Select all lines holding the word "JSON" from the entries that follow.

╭─ SUPPLIED DATA

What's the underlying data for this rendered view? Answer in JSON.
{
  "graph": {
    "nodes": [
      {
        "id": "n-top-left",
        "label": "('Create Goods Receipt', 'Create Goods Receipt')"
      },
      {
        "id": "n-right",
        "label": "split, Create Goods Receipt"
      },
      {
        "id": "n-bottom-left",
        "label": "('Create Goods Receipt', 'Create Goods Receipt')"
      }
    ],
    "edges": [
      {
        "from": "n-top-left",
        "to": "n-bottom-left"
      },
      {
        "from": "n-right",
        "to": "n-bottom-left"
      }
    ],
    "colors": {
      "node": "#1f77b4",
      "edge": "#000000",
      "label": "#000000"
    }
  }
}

╰─
╭─ SUPPLIED DATA

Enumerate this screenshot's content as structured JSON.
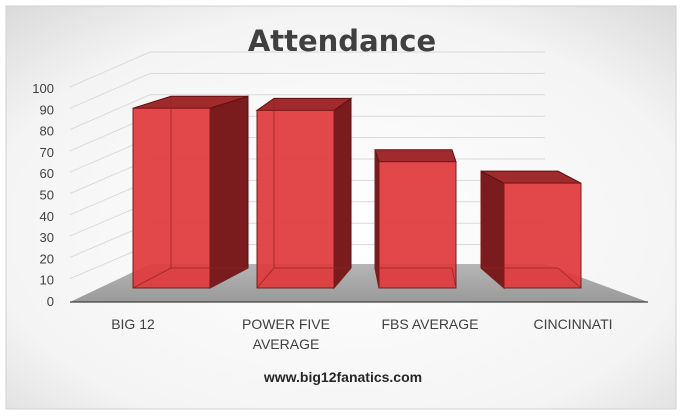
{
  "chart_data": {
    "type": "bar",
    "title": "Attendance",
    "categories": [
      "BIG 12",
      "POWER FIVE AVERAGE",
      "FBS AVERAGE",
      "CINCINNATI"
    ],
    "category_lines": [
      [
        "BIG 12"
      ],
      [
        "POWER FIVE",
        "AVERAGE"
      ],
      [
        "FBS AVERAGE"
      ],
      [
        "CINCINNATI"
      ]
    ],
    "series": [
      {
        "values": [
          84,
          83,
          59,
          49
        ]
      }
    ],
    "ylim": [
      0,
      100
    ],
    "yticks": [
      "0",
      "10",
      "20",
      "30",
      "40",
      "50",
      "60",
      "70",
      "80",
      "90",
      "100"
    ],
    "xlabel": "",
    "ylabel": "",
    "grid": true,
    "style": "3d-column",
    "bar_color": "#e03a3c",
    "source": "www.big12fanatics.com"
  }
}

╰─

▸ COMPLETE ANSWER:
What's the underlying data for this rendered view? Answer in JSON.
Enumerate this screenshot's content as structured JSON.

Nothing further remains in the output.